Records from a collection:
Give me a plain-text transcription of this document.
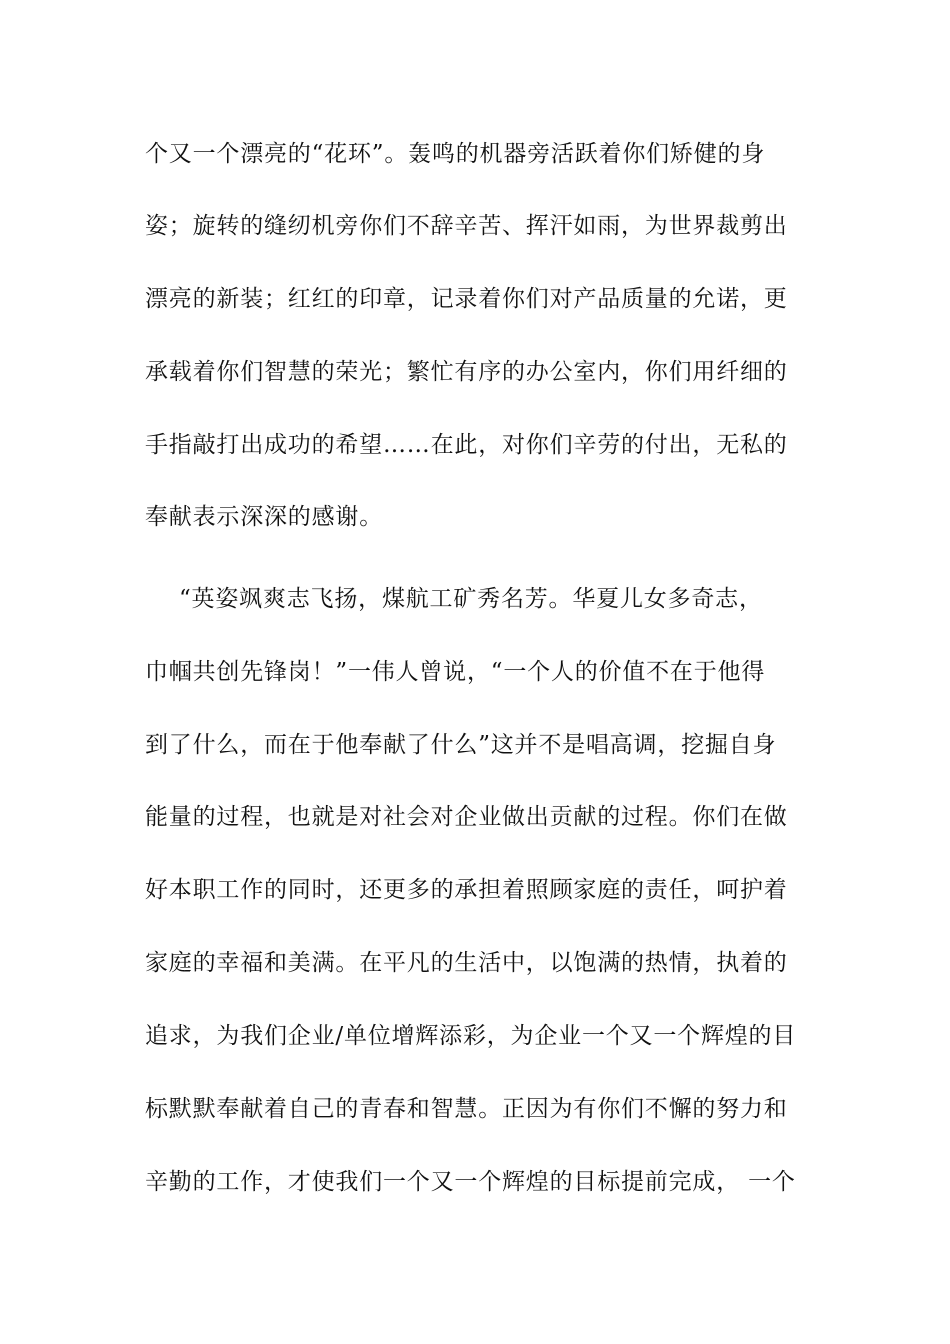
个又一个漂亮的“花环”。轰鸣的机器旁活跃着你们矫健的身
姿；旋转的缝纫机旁你们不辞辛苦、挥汗如雨，为世界裁剪出
漂亮的新装；红红的印章，记录着你们对产品质量的允诺，更
承载着你们智慧的荣光；繁忙有序的办公室内，你们用纤细的
手指敲打出成功的希望……在此，对你们辛劳的付出，无私的
奉献表示深深的感谢。
“英姿飒爽志飞扬，煤航工矿秀名芳。华夏儿女多奇志，
巾帼共创先锋岗！”一伟人曾说，“一个人的价值不在于他得
到了什么，而在于他奉献了什么”这并不是唱高调，挖掘自身
能量的过程，也就是对社会对企业做出贡献的过程。你们在做
好本职工作的同时，还更多的承担着照顾家庭的责任，呵护着
家庭的幸福和美满。在平凡的生活中，以饱满的热情，执着的
追求，为我们企业/单位增辉添彩，为企业一个又一个辉煌的目
标默默奉献着自己的青春和智慧。正因为有你们不懈的努力和
辛勤的工作，才使我们一个又一个辉煌的目标提前完成， 一个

[EXERCISE TASK]: All of the material above is to be copied exactly, except for its images.

[COMPLETE OUTPUT]:
Give me a plain-text transcription of this document.
个又一个漂亮的“花环”。轰鸣的机器旁活跃着你们矫健的身
姿；旋转的缝纫机旁你们不辞辛苦、挥汗如雨，为世界裁剪出
漂亮的新装；红红的印章，记录着你们对产品质量的允诺，更
承载着你们智慧的荣光；繁忙有序的办公室内，你们用纤细的
手指敲打出成功的希望……在此，对你们辛劳的付出，无私的
奉献表示深深的感谢。
“英姿飒爽志飞扬，煤航工矿秀名芳。华夏儿女多奇志，
巾帼共创先锋岗！”一伟人曾说，“一个人的价值不在于他得
到了什么，而在于他奉献了什么”这并不是唱高调，挖掘自身
能量的过程，也就是对社会对企业做出贡献的过程。你们在做
好本职工作的同时，还更多的承担着照顾家庭的责任，呵护着
家庭的幸福和美满。在平凡的生活中，以饱满的热情，执着的
追求，为我们企业/单位增辉添彩，为企业一个又一个辉煌的目
标默默奉献着自己的青春和智慧。正因为有你们不懈的努力和
辛勤的工作，才使我们一个又一个辉煌的目标提前完成， 一个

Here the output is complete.